(WORK TO COMPLETE)
Your task is to output the entries below word for word.

(SUPPLIED DATA)
※
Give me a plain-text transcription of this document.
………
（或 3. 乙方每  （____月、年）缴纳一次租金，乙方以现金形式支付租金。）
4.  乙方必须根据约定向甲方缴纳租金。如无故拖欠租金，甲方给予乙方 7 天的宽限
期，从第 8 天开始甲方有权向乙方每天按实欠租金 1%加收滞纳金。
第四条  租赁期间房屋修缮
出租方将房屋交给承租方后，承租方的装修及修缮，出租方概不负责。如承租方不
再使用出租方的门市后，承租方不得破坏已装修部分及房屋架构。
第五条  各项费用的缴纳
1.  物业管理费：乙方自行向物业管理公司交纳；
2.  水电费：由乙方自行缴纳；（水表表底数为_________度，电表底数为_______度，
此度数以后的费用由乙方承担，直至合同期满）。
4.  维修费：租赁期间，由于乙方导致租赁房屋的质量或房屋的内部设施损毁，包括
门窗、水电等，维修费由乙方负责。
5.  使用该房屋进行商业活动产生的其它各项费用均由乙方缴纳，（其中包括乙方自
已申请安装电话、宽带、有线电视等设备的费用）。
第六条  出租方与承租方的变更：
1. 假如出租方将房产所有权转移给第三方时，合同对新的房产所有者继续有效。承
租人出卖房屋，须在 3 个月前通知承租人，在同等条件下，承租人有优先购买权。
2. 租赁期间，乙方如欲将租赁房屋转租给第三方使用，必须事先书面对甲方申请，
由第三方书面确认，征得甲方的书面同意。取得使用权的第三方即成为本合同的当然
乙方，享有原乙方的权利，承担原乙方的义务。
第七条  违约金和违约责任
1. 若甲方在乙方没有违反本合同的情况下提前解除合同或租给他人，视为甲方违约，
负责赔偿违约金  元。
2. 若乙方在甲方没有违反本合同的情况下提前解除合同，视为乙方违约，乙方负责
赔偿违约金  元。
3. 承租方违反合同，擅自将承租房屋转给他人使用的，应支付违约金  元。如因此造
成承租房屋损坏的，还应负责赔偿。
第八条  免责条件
※
(THE COMPLETED TASK)
Give me a plain-text transcription of this document.
………
（或 3. 乙方每  （____月、年）缴纳一次租金，乙方以现金形式支付租金。）
4.  乙方必须根据约定向甲方缴纳租金。如无故拖欠租金，甲方给予乙方 7 天的宽限
期，从第 8 天开始甲方有权向乙方每天按实欠租金 1%加收滞纳金。
第四条  租赁期间房屋修缮
出租方将房屋交给承租方后，承租方的装修及修缮，出租方概不负责。如承租方不
再使用出租方的门市后，承租方不得破坏已装修部分及房屋架构。
第五条  各项费用的缴纳
1.  物业管理费：乙方自行向物业管理公司交纳；
2.  水电费：由乙方自行缴纳；（水表表底数为_________度，电表底数为_______度，
此度数以后的费用由乙方承担，直至合同期满）。
4.  维修费：租赁期间，由于乙方导致租赁房屋的质量或房屋的内部设施损毁，包括
门窗、水电等，维修费由乙方负责。
5.  使用该房屋进行商业活动产生的其它各项费用均由乙方缴纳，（其中包括乙方自
已申请安装电话、宽带、有线电视等设备的费用）。
第六条  出租方与承租方的变更：
1. 假如出租方将房产所有权转移给第三方时，合同对新的房产所有者继续有效。承
租人出卖房屋，须在 3 个月前通知承租人，在同等条件下，承租人有优先购买权。
2. 租赁期间，乙方如欲将租赁房屋转租给第三方使用，必须事先书面对甲方申请，
由第三方书面确认，征得甲方的书面同意。取得使用权的第三方即成为本合同的当然
乙方，享有原乙方的权利，承担原乙方的义务。
第七条  违约金和违约责任
1. 若甲方在乙方没有违反本合同的情况下提前解除合同或租给他人，视为甲方违约，
负责赔偿违约金  元。
2. 若乙方在甲方没有违反本合同的情况下提前解除合同，视为乙方违约，乙方负责
赔偿违约金  元。
3. 承租方违反合同，擅自将承租房屋转给他人使用的，应支付违约金  元。如因此造
成承租房屋损坏的，还应负责赔偿。
第八条  免责条件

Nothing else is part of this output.